Element bounding box annotations:
================================
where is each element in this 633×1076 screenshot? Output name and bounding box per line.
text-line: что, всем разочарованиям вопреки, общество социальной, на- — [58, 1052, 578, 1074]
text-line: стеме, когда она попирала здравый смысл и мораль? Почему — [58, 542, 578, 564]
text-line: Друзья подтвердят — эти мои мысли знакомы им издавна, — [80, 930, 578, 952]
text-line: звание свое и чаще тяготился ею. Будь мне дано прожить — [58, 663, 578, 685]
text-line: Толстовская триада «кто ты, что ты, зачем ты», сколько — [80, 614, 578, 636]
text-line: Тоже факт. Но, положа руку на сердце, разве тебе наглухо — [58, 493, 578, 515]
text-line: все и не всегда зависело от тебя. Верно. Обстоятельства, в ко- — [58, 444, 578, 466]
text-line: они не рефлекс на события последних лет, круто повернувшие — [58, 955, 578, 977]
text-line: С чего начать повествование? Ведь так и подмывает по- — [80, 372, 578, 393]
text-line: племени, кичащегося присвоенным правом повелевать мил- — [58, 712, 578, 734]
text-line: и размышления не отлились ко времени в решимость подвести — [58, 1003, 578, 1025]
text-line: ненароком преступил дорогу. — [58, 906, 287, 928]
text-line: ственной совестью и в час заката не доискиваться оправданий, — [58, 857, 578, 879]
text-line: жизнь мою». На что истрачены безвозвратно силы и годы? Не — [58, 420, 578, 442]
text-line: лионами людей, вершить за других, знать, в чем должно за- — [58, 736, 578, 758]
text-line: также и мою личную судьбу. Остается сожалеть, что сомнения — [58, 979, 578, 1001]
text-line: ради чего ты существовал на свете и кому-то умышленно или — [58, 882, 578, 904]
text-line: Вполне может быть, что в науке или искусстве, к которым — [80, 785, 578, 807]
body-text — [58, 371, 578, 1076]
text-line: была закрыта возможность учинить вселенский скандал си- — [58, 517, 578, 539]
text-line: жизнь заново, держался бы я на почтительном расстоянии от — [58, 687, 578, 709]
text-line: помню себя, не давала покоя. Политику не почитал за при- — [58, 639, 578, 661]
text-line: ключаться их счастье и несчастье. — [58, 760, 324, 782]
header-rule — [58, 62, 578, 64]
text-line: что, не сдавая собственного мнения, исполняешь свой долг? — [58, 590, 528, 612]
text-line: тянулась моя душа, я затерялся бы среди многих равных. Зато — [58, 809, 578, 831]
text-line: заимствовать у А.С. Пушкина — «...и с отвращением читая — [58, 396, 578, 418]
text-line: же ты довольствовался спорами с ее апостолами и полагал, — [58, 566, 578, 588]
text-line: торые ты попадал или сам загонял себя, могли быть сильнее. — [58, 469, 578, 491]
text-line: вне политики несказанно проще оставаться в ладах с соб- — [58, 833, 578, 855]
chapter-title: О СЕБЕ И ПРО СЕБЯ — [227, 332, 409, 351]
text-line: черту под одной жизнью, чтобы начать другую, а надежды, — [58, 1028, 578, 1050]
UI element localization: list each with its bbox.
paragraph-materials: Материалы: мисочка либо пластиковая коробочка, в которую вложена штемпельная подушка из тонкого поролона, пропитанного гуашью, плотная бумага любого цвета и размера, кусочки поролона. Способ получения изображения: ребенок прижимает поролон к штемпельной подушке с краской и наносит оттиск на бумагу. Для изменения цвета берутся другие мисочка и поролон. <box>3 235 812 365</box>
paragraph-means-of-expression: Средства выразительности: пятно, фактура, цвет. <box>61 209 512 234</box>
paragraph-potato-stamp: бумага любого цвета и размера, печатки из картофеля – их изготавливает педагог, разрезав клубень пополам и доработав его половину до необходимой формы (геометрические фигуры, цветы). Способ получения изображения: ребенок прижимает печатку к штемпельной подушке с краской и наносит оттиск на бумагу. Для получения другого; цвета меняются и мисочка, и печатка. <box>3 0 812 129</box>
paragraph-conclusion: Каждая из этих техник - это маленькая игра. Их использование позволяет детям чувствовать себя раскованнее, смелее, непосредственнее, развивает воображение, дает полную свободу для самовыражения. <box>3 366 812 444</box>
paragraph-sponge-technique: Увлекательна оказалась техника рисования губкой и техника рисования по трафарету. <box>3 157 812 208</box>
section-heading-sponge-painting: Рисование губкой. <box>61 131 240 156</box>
================================
• **Given instruction**:
Quote every line of the data above word for word, with no changes.

• **The result**:
where is each element in this 633×1076 screenshot? Output name and bounding box per line.
text-line: что, всем разочарованиям вопреки, общество социальной, на- — [58, 1052, 578, 1074]
text-line: стеме, когда она попирала здравый смысл и мораль? Почему — [58, 542, 578, 564]
text-line: Друзья подтвердят — эти мои мысли знакомы им издавна, — [80, 930, 578, 952]
text-line: звание свое и чаще тяготился ею. Будь мне дано прожить — [58, 663, 578, 685]
text-line: Толстовская триада «кто ты, что ты, зачем ты», сколько — [80, 614, 578, 636]
text-line: Тоже факт. Но, положа руку на сердце, разве тебе наглухо — [58, 493, 578, 515]
text-line: все и не всегда зависело от тебя. Верно. Обстоятельства, в ко- — [58, 444, 578, 466]
text-line: они не рефлекс на события последних лет, круто повернувшие — [58, 955, 578, 977]
text-line: С чего начать повествование? Ведь так и подмывает по- — [80, 372, 578, 393]
text-line: племени, кичащегося присвоенным правом повелевать мил- — [58, 712, 578, 734]
text-line: и размышления не отлились ко времени в решимость подвести — [58, 1003, 578, 1025]
text-line: ненароком преступил дорогу. — [58, 906, 287, 928]
text-line: ственной совестью и в час заката не доискиваться оправданий, — [58, 857, 578, 879]
text-line: жизнь мою». На что истрачены безвозвратно силы и годы? Не — [58, 420, 578, 442]
text-line: лионами людей, вершить за других, знать, в чем должно за- — [58, 736, 578, 758]
text-line: также и мою личную судьбу. Остается сожалеть, что сомнения — [58, 979, 578, 1001]
text-line: ради чего ты существовал на свете и кому-то умышленно или — [58, 882, 578, 904]
text-line: Вполне может быть, что в науке или искусстве, к которым — [80, 785, 578, 807]
body-text — [58, 371, 578, 1076]
text-line: была закрыта возможность учинить вселенский скандал си- — [58, 517, 578, 539]
text-line: жизнь заново, держался бы я на почтительном расстоянии от — [58, 687, 578, 709]
text-line: помню себя, не давала покоя. Политику не почитал за при- — [58, 639, 578, 661]
text-line: ключаться их счастье и несчастье. — [58, 760, 324, 782]
header-rule — [58, 62, 578, 64]
text-line: что, не сдавая собственного мнения, исполняешь свой долг? — [58, 590, 528, 612]
text-line: тянулась моя душа, я затерялся бы среди многих равных. Зато — [58, 809, 578, 831]
text-line: заимствовать у А.С. Пушкина — «...и с отвращением читая — [58, 396, 578, 418]
text-line: же ты довольствовался спорами с ее апостолами и полагал, — [58, 566, 578, 588]
text-line: торые ты попадал или сам загонял себя, могли быть сильнее. — [58, 469, 578, 491]
text-line: вне политики несказанно проще оставаться в ладах с соб- — [58, 833, 578, 855]
chapter-title: О СЕБЕ И ПРО СЕБЯ — [227, 332, 409, 351]
text-line: черту под одной жизнью, чтобы начать другую, а надежды, — [58, 1028, 578, 1050]
UI element localization: list each with its bbox.
paragraph-materials: Материалы: мисочка либо пластиковая коробочка, в которую вложена штемпельная подушка из тонкого поролона, пропитанного гуашью, плотная бумага любого цвета и размера, кусочки поролона. Способ получения изображения: ребенок прижимает поролон к штемпельной подушке с краской и наносит оттиск на бумагу. Для изменения цвета берутся другие мисочка и поролон. <box>3 235 812 365</box>
paragraph-means-of-expression: Средства выразительности: пятно, фактура, цвет. <box>61 209 512 234</box>
paragraph-potato-stamp: бумага любого цвета и размера, печатки из картофеля – их изготавливает педагог, разрезав клубень пополам и доработав его половину до необходимой формы (геометрические фигуры, цветы). Способ получения изображения: ребенок прижимает печатку к штемпельной подушке с краской и наносит оттиск на бумагу. Для получения другого; цвета меняются и мисочка, и печатка. <box>3 0 812 129</box>
paragraph-conclusion: Каждая из этих техник - это маленькая игра. Их использование позволяет детям чувствовать себя раскованнее, смелее, непосредственнее, развивает воображение, дает полную свободу для самовыражения. <box>3 366 812 444</box>
paragraph-sponge-technique: Увлекательна оказалась техника рисования губкой и техника рисования по трафарету. <box>3 157 812 208</box>
section-heading-sponge-painting: Рисование губкой. <box>61 131 240 156</box>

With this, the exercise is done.